TO BE DONE → Write every record out again exactly as given.

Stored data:
::::::
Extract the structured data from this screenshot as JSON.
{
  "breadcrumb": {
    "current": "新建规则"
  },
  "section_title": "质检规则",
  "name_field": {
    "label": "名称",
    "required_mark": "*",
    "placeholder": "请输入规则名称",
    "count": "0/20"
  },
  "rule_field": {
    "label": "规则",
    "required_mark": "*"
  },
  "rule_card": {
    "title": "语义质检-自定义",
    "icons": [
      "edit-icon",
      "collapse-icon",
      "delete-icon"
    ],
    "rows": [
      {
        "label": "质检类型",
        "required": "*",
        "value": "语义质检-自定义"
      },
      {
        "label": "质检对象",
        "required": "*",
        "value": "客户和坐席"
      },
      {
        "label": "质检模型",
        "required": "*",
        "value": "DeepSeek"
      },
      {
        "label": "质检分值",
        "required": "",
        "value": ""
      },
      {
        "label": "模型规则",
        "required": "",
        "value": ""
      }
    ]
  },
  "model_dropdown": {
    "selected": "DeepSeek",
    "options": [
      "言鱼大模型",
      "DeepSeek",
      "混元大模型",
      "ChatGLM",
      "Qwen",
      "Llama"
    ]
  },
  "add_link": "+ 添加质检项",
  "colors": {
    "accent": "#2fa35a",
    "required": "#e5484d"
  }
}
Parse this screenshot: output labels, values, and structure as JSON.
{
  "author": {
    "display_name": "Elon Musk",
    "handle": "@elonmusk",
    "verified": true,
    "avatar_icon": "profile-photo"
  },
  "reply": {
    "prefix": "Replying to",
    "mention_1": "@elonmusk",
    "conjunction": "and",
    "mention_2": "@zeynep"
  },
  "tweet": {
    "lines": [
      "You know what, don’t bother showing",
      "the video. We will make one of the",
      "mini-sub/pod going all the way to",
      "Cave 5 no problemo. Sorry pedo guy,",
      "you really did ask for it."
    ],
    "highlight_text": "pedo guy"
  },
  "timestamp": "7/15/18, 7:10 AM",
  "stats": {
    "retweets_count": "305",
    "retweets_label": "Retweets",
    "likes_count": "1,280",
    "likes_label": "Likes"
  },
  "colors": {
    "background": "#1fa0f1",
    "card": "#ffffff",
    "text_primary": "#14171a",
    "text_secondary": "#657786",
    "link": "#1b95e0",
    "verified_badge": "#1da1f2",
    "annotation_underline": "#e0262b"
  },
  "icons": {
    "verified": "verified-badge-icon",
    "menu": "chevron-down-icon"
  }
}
::::::
SOLUTION FOR THIS EXERCISE →
Extract the structured data from this screenshot as JSON.
{
  "breadcrumb": {
    "current": "新建规则"
  },
  "section_title": "质检规则",
  "name_field": {
    "label": "名称",
    "required_mark": "*",
    "placeholder": "请输入规则名称",
    "count": "0/20"
  },
  "rule_field": {
    "label": "规则",
    "required_mark": "*"
  },
  "rule_card": {
    "title": "语义质检-自定义",
    "icons": [
      "edit-icon",
      "collapse-icon",
      "delete-icon"
    ],
    "rows": [
      {
        "label": "质检类型",
        "required": "*",
        "value": "语义质检-自定义"
      },
      {
        "label": "质检对象",
        "required": "*",
        "value": "客户和坐席"
      },
      {
        "label": "质检模型",
        "required": "*",
        "value": "DeepSeek"
      },
      {
        "label": "质检分值",
        "required": "",
        "value": ""
      },
      {
        "label": "模型规则",
        "required": "",
        "value": ""
      }
    ]
  },
  "model_dropdown": {
    "selected": "DeepSeek",
    "options": [
      "言鱼大模型",
      "DeepSeek",
      "混元大模型",
      "ChatGLM",
      "Qwen",
      "Llama"
    ]
  },
  "add_link": "+ 添加质检项",
  "colors": {
    "accent": "#2fa35a",
    "required": "#e5484d"
  }
}
Parse this screenshot: output labels, values, and structure as JSON.
{
  "author": {
    "display_name": "Elon Musk",
    "handle": "@elonmusk",
    "verified": true,
    "avatar_icon": "profile-photo"
  },
  "reply": {
    "prefix": "Replying to",
    "mention_1": "@elonmusk",
    "conjunction": "and",
    "mention_2": "@zeynep"
  },
  "tweet": {
    "lines": [
      "You know what, don’t bother showing",
      "the video. We will make one of the",
      "mini-sub/pod going all the way to",
      "Cave 5 no problemo. Sorry pedo guy,",
      "you really did ask for it."
    ],
    "highlight_text": "pedo guy"
  },
  "timestamp": "7/15/18, 7:10 AM",
  "stats": {
    "retweets_count": "305",
    "retweets_label": "Retweets",
    "likes_count": "1,280",
    "likes_label": "Likes"
  },
  "colors": {
    "background": "#1fa0f1",
    "card": "#ffffff",
    "text_primary": "#14171a",
    "text_secondary": "#657786",
    "link": "#1b95e0",
    "verified_badge": "#1da1f2",
    "annotation_underline": "#e0262b"
  },
  "icons": {
    "verified": "verified-badge-icon",
    "menu": "chevron-down-icon"
  }
}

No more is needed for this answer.